**Required task:**
Each line that follows should be printed again exactly as it stands.

**Records for this exercise:**
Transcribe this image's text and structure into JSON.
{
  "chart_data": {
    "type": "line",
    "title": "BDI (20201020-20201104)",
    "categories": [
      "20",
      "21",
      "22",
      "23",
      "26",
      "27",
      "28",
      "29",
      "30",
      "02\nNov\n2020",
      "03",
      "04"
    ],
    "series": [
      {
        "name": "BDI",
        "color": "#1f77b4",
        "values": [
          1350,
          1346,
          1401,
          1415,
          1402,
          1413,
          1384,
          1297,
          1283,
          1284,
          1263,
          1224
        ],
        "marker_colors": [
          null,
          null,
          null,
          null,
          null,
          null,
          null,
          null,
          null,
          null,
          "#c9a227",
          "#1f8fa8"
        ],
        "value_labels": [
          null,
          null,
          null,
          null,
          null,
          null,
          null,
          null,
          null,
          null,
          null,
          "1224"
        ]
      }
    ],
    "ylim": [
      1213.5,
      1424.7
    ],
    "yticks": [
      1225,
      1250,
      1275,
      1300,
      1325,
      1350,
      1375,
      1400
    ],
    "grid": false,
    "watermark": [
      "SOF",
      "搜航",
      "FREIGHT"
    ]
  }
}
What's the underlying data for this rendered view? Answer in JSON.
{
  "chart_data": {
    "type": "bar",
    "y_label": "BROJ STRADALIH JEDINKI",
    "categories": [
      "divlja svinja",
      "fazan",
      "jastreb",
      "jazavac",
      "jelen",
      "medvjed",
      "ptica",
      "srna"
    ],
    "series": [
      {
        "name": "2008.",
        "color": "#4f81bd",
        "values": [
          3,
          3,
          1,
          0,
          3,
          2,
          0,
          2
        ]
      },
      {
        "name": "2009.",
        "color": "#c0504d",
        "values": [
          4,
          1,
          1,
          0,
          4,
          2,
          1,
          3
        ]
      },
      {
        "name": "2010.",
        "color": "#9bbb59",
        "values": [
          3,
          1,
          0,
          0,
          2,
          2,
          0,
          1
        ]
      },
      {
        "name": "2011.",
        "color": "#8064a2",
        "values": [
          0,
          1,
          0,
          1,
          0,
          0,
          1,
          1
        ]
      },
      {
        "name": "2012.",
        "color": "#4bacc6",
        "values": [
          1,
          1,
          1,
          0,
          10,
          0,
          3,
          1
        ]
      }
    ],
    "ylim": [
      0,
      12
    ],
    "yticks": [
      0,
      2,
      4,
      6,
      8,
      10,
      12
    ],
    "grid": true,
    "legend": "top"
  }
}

**Full answer:**
Transcribe this image's text and structure into JSON.
{
  "chart_data": {
    "type": "line",
    "title": "BDI (20201020-20201104)",
    "categories": [
      "20",
      "21",
      "22",
      "23",
      "26",
      "27",
      "28",
      "29",
      "30",
      "02\nNov\n2020",
      "03",
      "04"
    ],
    "series": [
      {
        "name": "BDI",
        "color": "#1f77b4",
        "values": [
          1350,
          1346,
          1401,
          1415,
          1402,
          1413,
          1384,
          1297,
          1283,
          1284,
          1263,
          1224
        ],
        "marker_colors": [
          null,
          null,
          null,
          null,
          null,
          null,
          null,
          null,
          null,
          null,
          "#c9a227",
          "#1f8fa8"
        ],
        "value_labels": [
          null,
          null,
          null,
          null,
          null,
          null,
          null,
          null,
          null,
          null,
          null,
          "1224"
        ]
      }
    ],
    "ylim": [
      1213.5,
      1424.7
    ],
    "yticks": [
      1225,
      1250,
      1275,
      1300,
      1325,
      1350,
      1375,
      1400
    ],
    "grid": false,
    "watermark": [
      "SOF",
      "搜航",
      "FREIGHT"
    ]
  }
}
What's the underlying data for this rendered view? Answer in JSON.
{
  "chart_data": {
    "type": "bar",
    "y_label": "BROJ STRADALIH JEDINKI",
    "categories": [
      "divlja svinja",
      "fazan",
      "jastreb",
      "jazavac",
      "jelen",
      "medvjed",
      "ptica",
      "srna"
    ],
    "series": [
      {
        "name": "2008.",
        "color": "#4f81bd",
        "values": [
          3,
          3,
          1,
          0,
          3,
          2,
          0,
          2
        ]
      },
      {
        "name": "2009.",
        "color": "#c0504d",
        "values": [
          4,
          1,
          1,
          0,
          4,
          2,
          1,
          3
        ]
      },
      {
        "name": "2010.",
        "color": "#9bbb59",
        "values": [
          3,
          1,
          0,
          0,
          2,
          2,
          0,
          1
        ]
      },
      {
        "name": "2011.",
        "color": "#8064a2",
        "values": [
          0,
          1,
          0,
          1,
          0,
          0,
          1,
          1
        ]
      },
      {
        "name": "2012.",
        "color": "#4bacc6",
        "values": [
          1,
          1,
          1,
          0,
          10,
          0,
          3,
          1
        ]
      }
    ],
    "ylim": [
      0,
      12
    ],
    "yticks": [
      0,
      2,
      4,
      6,
      8,
      10,
      12
    ],
    "grid": true,
    "legend": "top"
  }
}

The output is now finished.